┏━━
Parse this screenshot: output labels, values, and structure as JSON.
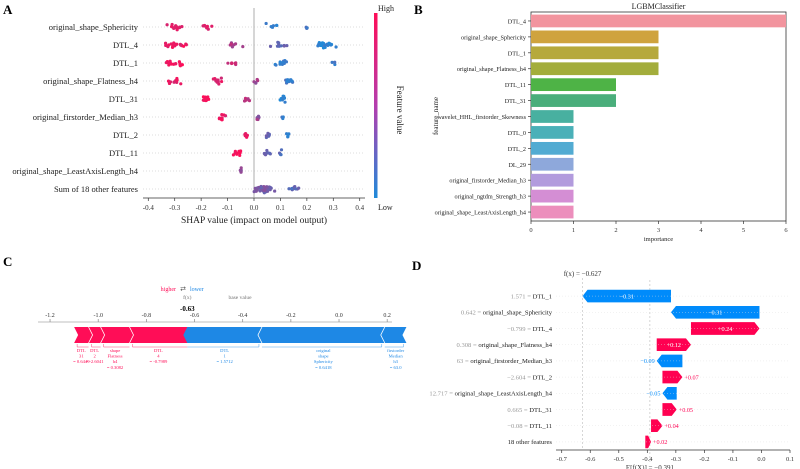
{
  "panel_labels": [
    "A",
    "B",
    "C",
    "D"
  ],
  "chart_data": [
    {
      "id": "A",
      "type": "scatter",
      "subtype": "beeswarm",
      "xlabel": "SHAP value (impact on model output)",
      "x_ticks": [
        -0.4,
        -0.3,
        -0.2,
        -0.1,
        0.0,
        0.1,
        0.2,
        0.3,
        0.4
      ],
      "xlim": [
        -0.42,
        0.42
      ],
      "features": [
        "original_shape_Sphericity",
        "DTL_4",
        "DTL_1",
        "original_shape_Flatness_h4",
        "DTL_31",
        "original_firstorder_Median_h3",
        "DTL_2",
        "DTL_11",
        "original_shape_LeastAxisLength_h4",
        "Sum of 18 other features"
      ],
      "clusters": [
        [
          {
            "c": -0.3,
            "s": 0.06,
            "n": 16,
            "v": 0.9
          },
          {
            "c": -0.18,
            "s": 0.03,
            "n": 8,
            "v": 0.85
          },
          {
            "c": 0.07,
            "s": 0.04,
            "n": 6,
            "v": 0.1
          },
          {
            "c": 0.2,
            "s": 0.02,
            "n": 3,
            "v": 0.15
          }
        ],
        [
          {
            "c": -0.3,
            "s": 0.07,
            "n": 22,
            "v": 0.9
          },
          {
            "c": -0.08,
            "s": 0.04,
            "n": 8,
            "v": 0.6
          },
          {
            "c": 0.1,
            "s": 0.06,
            "n": 10,
            "v": 0.3
          },
          {
            "c": 0.27,
            "s": 0.05,
            "n": 26,
            "v": 0.05
          }
        ],
        [
          {
            "c": -0.3,
            "s": 0.05,
            "n": 16,
            "v": 0.95
          },
          {
            "c": -0.08,
            "s": 0.03,
            "n": 6,
            "v": 0.8
          },
          {
            "c": 0.1,
            "s": 0.05,
            "n": 14,
            "v": 0.1
          },
          {
            "c": 0.3,
            "s": 0.02,
            "n": 3,
            "v": 0.1
          }
        ],
        [
          {
            "c": -0.3,
            "s": 0.04,
            "n": 10,
            "v": 0.9
          },
          {
            "c": -0.14,
            "s": 0.03,
            "n": 12,
            "v": 0.85
          },
          {
            "c": 0.01,
            "s": 0.02,
            "n": 5,
            "v": 0.6
          },
          {
            "c": 0.13,
            "s": 0.02,
            "n": 14,
            "v": 0.1
          }
        ],
        [
          {
            "c": -0.18,
            "s": 0.02,
            "n": 12,
            "v": 0.95
          },
          {
            "c": -0.03,
            "s": 0.02,
            "n": 6,
            "v": 0.7
          },
          {
            "c": 0.11,
            "s": 0.015,
            "n": 12,
            "v": 0.05
          }
        ],
        [
          {
            "c": -0.12,
            "s": 0.02,
            "n": 10,
            "v": 0.9
          },
          {
            "c": 0.02,
            "s": 0.02,
            "n": 8,
            "v": 0.5
          },
          {
            "c": 0.11,
            "s": 0.01,
            "n": 3,
            "v": 0.1
          }
        ],
        [
          {
            "c": -0.03,
            "s": 0.01,
            "n": 8,
            "v": 0.9
          },
          {
            "c": 0.05,
            "s": 0.015,
            "n": 6,
            "v": 0.3
          },
          {
            "c": 0.13,
            "s": 0.01,
            "n": 6,
            "v": 0.1
          }
        ],
        [
          {
            "c": -0.06,
            "s": 0.02,
            "n": 10,
            "v": 0.95
          },
          {
            "c": 0.05,
            "s": 0.02,
            "n": 10,
            "v": 0.3
          },
          {
            "c": 0.1,
            "s": 0.01,
            "n": 4,
            "v": 0.2
          }
        ],
        [
          {
            "c": -0.05,
            "s": 0.003,
            "n": 6,
            "v": 0.5
          }
        ],
        [
          {
            "c": 0.03,
            "s": 0.06,
            "n": 50,
            "v": 0.4
          },
          {
            "c": 0.15,
            "s": 0.03,
            "n": 12,
            "v": 0.3
          }
        ]
      ],
      "colorbar": {
        "label": "Feature value",
        "high": "High",
        "low": "Low",
        "color_low": "#1f8ad9",
        "color_high": "#ff0d57",
        "color_mid": "#b43dae"
      }
    },
    {
      "id": "B",
      "type": "bar",
      "orientation": "horizontal",
      "title": "LGBMClassifier",
      "xlabel": "importance",
      "ylabel": "feature_name",
      "categories": [
        "DTL_4",
        "original_shape_Sphericity",
        "DTL_1",
        "original_shape_Flatness_h4",
        "DTL_11",
        "DTL_31",
        "wavelet_HHL_firstorder_Skewness",
        "DTL_0",
        "DTL_2",
        "DL_29",
        "original_firstorder_Median_h3",
        "original_ngtdm_Strength_h3",
        "original_shape_LeastAxisLength_h4"
      ],
      "values": [
        6,
        3,
        3,
        3,
        2,
        2,
        1,
        1,
        1,
        1,
        1,
        1,
        1
      ],
      "colors": [
        "#f2949e",
        "#cfa33e",
        "#b6a93c",
        "#a3ad3c",
        "#4eb346",
        "#4aae7b",
        "#48b0a0",
        "#4ab0b8",
        "#52abd2",
        "#8ea8db",
        "#b29bdd",
        "#d48ed4",
        "#ec8ebc"
      ],
      "x_ticks": [
        0,
        1,
        2,
        3,
        4,
        5,
        6
      ],
      "xlim": [
        0,
        6
      ]
    },
    {
      "id": "C",
      "type": "bar",
      "subtype": "force_plot",
      "legend_higher": "higher",
      "legend_lower": "lower",
      "legend_arrows": "⇄",
      "fx_label": "f(x)",
      "base_label": "base value",
      "fx_value": "-0.63",
      "x_ticks": [
        -1.2,
        -1.0,
        -0.8,
        -0.6,
        -0.4,
        -0.2,
        0.0,
        0.2
      ],
      "xlim": [
        -1.25,
        0.22
      ],
      "fx": -0.63,
      "positive_segments": [
        {
          "w": 0.06,
          "label": [
            "DTL",
            "31",
            "= 0.6449"
          ]
        },
        {
          "w": 0.05,
          "label": [
            "DTL",
            "2",
            "= -2.6041"
          ]
        },
        {
          "w": 0.12,
          "label": [
            "shape",
            "Flatness",
            "h4",
            "= 0.3082"
          ]
        },
        {
          "w": 0.24,
          "label": [
            "DTL",
            "4",
            "= -0.7989"
          ]
        }
      ],
      "negative_segments": [
        {
          "w": 0.31,
          "label": [
            "DTL",
            "1",
            "= 1.5712"
          ]
        },
        {
          "w": 0.51,
          "label": [
            "original",
            "shape",
            "Sphericity",
            "= 0.6418"
          ]
        },
        {
          "w": 0.09,
          "label": [
            "firstorder",
            "Median",
            "h3",
            "= 63.0"
          ]
        }
      ]
    },
    {
      "id": "D",
      "type": "bar",
      "subtype": "waterfall",
      "fx_label": "f(x) = −0.627",
      "ex_label": "E[f(X)] = −0.391",
      "fx": -0.627,
      "ex": -0.391,
      "x_ticks": [
        -0.7,
        -0.6,
        -0.5,
        -0.4,
        -0.3,
        -0.2,
        -0.1,
        0.0,
        0.1
      ],
      "xlim": [
        -0.72,
        0.1
      ],
      "rows": [
        {
          "value": "1.571",
          "feature": "DTL_1",
          "shap": -0.31,
          "text": "−0.31"
        },
        {
          "value": "0.642",
          "feature": "original_shape_Sphericity",
          "shap": -0.31,
          "text": "−0.31"
        },
        {
          "value": "−0.799",
          "feature": "DTL_4",
          "shap": 0.24,
          "text": "+0.24"
        },
        {
          "value": "0.308",
          "feature": "original_shape_Flatness_h4",
          "shap": 0.12,
          "text": "+0.12"
        },
        {
          "value": "63",
          "feature": "original_firstorder_Median_h3",
          "shap": -0.09,
          "text": "−0.09"
        },
        {
          "value": "−2.604",
          "feature": "DTL_2",
          "shap": 0.07,
          "text": "+0.07"
        },
        {
          "value": "12.717",
          "feature": "original_shape_LeastAxisLength_h4",
          "shap": -0.05,
          "text": "−0.05"
        },
        {
          "value": "0.665",
          "feature": "DTL_31",
          "shap": 0.05,
          "text": "+0.05"
        },
        {
          "value": "−0.08",
          "feature": "DTL_11",
          "shap": 0.04,
          "text": "+0.04"
        },
        {
          "value": "",
          "feature": "18 other features",
          "shap": 0.02,
          "text": "+0.02"
        }
      ],
      "pos_color": "#ff0051",
      "neg_color": "#008bfb"
    }
  ]
}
┗━━
WRITTEN TASK:
Looking at the listing above, count the lines that contain "output" and give nothing but the number.

RESULT OF THE EXERCISE:
2